------ Task input
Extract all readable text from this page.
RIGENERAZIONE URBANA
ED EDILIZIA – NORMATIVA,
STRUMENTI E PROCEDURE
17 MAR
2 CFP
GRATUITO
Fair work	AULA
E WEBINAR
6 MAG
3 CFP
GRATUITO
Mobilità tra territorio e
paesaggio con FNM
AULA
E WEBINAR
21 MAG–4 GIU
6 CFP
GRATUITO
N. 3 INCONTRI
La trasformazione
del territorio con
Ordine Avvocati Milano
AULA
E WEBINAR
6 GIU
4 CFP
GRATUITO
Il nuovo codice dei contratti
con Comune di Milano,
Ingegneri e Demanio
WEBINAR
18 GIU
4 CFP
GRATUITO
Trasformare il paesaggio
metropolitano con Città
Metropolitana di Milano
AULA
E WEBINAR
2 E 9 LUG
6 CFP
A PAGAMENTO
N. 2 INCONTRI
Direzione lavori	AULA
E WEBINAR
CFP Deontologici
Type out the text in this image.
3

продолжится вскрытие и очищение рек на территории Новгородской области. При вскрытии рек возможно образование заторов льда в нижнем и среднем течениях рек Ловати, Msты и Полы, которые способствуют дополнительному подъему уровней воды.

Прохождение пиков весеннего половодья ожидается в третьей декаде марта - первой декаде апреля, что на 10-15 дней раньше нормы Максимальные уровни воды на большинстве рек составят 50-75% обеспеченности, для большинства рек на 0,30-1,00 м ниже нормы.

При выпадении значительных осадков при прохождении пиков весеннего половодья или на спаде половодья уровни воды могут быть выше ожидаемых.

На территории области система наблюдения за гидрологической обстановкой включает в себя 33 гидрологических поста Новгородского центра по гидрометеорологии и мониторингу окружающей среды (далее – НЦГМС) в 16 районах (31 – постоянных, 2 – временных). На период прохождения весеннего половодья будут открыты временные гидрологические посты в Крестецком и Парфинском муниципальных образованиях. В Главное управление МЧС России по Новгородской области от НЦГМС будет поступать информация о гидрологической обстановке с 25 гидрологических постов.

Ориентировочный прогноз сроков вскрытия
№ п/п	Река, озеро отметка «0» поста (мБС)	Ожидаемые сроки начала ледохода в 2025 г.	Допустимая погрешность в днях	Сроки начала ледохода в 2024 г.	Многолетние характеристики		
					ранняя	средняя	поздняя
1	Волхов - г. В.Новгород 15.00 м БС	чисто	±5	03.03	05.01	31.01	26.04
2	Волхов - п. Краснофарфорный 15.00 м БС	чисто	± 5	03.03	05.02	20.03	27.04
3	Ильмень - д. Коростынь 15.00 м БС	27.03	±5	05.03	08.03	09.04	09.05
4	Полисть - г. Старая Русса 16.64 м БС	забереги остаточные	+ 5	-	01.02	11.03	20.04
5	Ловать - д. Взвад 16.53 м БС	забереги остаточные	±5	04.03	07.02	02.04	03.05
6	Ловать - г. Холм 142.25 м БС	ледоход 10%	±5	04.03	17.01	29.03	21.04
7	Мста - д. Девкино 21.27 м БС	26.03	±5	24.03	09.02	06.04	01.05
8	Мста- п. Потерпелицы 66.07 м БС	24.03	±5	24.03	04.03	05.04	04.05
------------
> [Goal]:
State the count of lines holding the string "области" in the listing above, and nothing else.

> [Exercise solution]:
2